▶ What you should do:
Copy the lines holding the word "الاستفهام", all of them.

(Saved entries)
================

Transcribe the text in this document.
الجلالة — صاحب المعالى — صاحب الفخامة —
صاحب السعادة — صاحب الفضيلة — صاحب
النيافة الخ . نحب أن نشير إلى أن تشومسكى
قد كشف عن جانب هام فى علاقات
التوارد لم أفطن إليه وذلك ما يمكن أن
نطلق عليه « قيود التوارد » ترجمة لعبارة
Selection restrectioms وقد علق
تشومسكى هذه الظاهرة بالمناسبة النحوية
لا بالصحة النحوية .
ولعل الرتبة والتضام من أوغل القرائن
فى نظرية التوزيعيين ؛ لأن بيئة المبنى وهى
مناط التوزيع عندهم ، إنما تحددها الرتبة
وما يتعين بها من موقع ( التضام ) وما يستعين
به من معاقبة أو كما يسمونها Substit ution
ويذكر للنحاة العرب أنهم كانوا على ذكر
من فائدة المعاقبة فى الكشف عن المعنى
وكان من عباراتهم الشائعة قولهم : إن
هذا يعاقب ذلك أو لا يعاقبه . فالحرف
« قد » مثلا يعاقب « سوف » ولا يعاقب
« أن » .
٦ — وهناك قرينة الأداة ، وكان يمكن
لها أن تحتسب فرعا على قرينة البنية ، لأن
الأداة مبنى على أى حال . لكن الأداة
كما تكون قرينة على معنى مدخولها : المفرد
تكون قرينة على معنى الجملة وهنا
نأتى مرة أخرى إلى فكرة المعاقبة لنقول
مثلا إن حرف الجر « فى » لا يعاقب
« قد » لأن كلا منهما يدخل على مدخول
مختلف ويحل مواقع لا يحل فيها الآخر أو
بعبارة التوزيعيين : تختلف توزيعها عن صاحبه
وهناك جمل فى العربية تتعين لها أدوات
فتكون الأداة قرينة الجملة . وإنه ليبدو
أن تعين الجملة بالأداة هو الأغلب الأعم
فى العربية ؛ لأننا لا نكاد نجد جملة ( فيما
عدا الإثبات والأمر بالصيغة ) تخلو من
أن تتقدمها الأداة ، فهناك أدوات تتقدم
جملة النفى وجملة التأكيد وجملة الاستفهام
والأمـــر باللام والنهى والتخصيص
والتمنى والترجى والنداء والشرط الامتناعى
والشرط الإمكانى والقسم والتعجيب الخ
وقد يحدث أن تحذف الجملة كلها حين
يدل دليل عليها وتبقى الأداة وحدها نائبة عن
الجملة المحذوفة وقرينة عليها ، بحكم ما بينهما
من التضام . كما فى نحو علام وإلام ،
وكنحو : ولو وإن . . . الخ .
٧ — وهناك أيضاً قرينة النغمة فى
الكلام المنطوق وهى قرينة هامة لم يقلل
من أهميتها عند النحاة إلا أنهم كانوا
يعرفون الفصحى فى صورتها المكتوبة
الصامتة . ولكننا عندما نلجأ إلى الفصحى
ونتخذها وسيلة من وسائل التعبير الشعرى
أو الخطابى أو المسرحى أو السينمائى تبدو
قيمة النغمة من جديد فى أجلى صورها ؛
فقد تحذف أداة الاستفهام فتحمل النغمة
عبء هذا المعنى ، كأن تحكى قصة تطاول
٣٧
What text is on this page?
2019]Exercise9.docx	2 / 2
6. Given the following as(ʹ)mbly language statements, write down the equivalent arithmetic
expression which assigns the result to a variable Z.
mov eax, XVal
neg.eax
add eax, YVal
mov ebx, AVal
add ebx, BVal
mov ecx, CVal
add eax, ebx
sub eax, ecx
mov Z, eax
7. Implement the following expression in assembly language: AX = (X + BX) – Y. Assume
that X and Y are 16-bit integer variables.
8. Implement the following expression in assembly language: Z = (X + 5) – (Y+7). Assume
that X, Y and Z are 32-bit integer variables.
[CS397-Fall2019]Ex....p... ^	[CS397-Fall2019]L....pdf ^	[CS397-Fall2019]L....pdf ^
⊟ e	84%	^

================

▶ Exercise output:
جملة النفى وجملة التأكيد وجملة الاستفهام
فقد تحذف أداة الاستفهام فتحمل النغمة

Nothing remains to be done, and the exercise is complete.